Stored entries:
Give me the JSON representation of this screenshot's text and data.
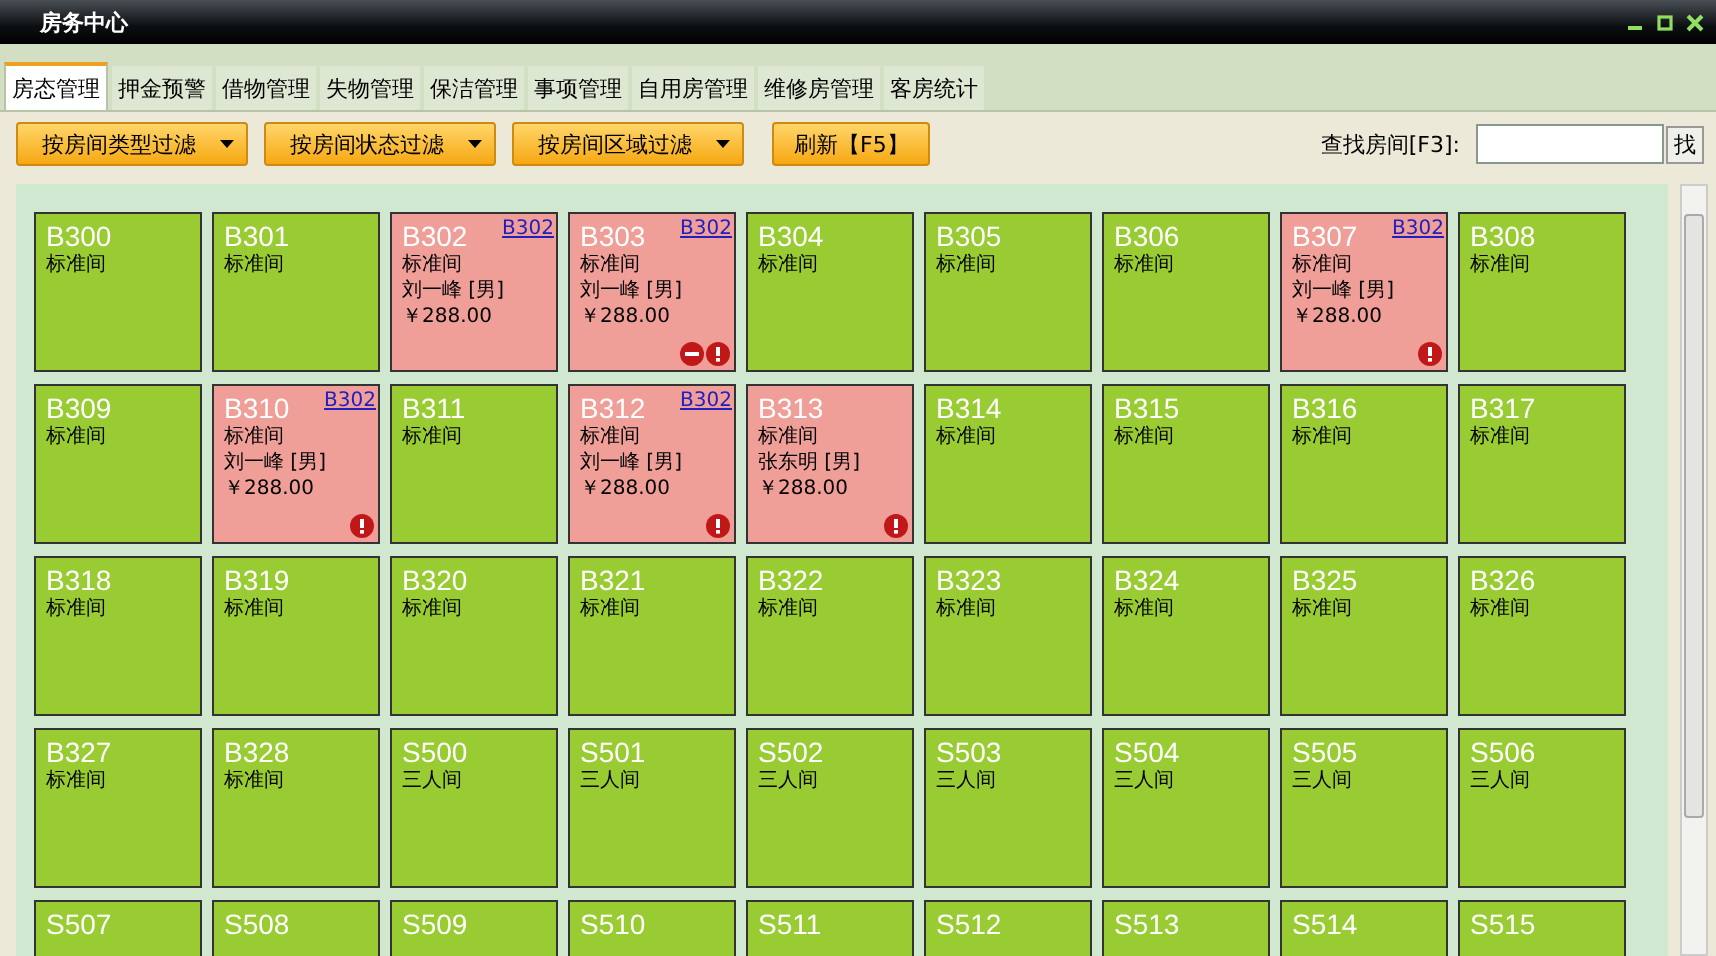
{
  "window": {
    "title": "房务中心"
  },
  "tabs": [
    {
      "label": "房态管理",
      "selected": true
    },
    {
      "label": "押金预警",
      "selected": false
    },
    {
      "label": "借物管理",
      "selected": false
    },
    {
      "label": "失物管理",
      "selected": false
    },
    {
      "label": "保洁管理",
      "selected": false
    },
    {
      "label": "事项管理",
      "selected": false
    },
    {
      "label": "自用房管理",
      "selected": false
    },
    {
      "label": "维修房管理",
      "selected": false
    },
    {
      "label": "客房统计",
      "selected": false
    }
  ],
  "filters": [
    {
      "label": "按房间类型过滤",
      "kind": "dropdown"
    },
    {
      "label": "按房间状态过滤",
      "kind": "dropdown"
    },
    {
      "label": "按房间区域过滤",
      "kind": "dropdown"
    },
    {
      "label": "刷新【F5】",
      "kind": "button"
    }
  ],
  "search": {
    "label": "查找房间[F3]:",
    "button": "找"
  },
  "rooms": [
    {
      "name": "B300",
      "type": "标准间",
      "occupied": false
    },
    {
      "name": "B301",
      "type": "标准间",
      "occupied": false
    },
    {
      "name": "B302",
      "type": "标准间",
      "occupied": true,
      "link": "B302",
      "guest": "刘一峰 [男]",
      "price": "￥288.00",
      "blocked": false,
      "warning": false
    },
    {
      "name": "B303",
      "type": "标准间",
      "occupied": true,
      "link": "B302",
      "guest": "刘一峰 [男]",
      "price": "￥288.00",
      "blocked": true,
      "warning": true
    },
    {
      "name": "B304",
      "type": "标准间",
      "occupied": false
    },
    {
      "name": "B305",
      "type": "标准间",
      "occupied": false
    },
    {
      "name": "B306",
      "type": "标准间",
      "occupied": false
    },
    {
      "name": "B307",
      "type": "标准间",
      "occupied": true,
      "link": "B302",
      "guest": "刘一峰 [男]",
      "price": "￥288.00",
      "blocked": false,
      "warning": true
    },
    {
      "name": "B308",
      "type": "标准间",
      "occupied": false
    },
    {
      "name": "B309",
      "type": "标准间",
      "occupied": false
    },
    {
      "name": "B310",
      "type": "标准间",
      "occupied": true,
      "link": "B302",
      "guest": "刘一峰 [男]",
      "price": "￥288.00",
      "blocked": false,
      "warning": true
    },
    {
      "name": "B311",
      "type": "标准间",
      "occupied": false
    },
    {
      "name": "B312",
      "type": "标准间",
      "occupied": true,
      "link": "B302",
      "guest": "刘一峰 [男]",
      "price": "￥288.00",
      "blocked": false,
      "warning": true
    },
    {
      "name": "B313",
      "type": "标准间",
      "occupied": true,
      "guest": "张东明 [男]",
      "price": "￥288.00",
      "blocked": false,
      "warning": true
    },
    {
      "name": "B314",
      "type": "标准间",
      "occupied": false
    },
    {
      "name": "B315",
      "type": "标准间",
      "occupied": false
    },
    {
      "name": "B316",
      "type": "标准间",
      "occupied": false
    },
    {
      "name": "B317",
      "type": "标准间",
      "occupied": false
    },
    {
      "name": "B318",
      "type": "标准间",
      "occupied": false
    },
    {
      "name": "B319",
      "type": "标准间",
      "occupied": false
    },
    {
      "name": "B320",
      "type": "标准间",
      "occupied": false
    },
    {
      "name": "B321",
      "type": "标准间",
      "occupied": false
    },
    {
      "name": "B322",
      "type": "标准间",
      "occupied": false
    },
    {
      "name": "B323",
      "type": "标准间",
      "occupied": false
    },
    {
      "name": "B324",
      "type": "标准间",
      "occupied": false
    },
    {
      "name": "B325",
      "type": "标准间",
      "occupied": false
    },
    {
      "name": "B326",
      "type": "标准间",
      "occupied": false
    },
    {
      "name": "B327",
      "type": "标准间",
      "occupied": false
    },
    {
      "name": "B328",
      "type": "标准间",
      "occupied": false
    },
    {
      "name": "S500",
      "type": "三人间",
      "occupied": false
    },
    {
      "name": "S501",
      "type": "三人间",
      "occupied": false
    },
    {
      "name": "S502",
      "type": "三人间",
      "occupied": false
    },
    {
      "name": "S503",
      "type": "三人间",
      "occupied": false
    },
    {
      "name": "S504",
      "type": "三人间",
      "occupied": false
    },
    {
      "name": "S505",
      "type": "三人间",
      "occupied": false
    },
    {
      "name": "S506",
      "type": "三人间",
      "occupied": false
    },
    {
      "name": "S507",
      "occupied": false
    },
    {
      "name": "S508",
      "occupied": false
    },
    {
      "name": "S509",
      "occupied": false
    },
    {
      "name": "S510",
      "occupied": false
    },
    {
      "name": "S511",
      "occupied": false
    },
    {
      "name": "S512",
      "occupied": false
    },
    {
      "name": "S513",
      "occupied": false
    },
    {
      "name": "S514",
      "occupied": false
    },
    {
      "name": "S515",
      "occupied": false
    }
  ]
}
* * *
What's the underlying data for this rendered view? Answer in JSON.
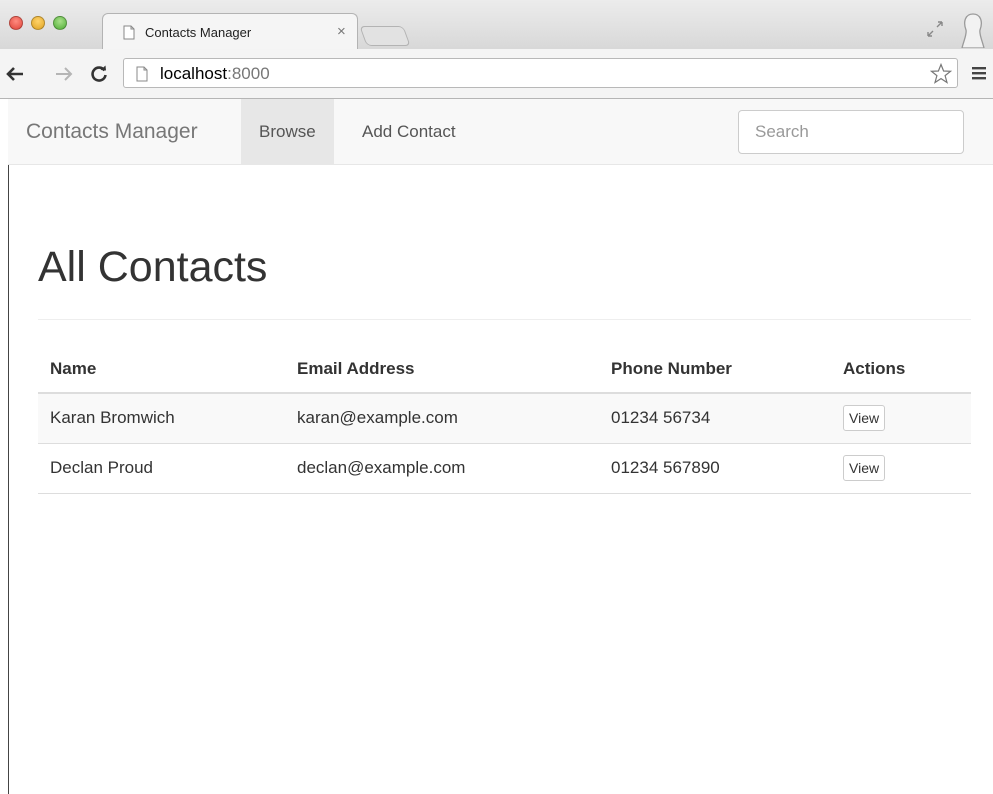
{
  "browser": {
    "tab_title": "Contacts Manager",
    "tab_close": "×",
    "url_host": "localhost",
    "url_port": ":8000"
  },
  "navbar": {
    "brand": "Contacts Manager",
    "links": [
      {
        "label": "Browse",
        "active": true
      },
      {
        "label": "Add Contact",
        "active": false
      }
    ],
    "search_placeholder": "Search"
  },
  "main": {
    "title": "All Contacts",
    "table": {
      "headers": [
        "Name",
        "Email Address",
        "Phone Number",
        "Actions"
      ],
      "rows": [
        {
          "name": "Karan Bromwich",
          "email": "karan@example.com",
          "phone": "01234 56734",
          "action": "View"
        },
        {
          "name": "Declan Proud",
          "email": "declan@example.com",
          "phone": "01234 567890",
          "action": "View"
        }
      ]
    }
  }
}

=== Exercise goal ===
Select from the material above each line in which the string "this" appears, and list those lines.

=== Reply ===
Give me the JSON representation of this screenshot's text and data.
What's the underlying data for this rendered view? Answer in JSON.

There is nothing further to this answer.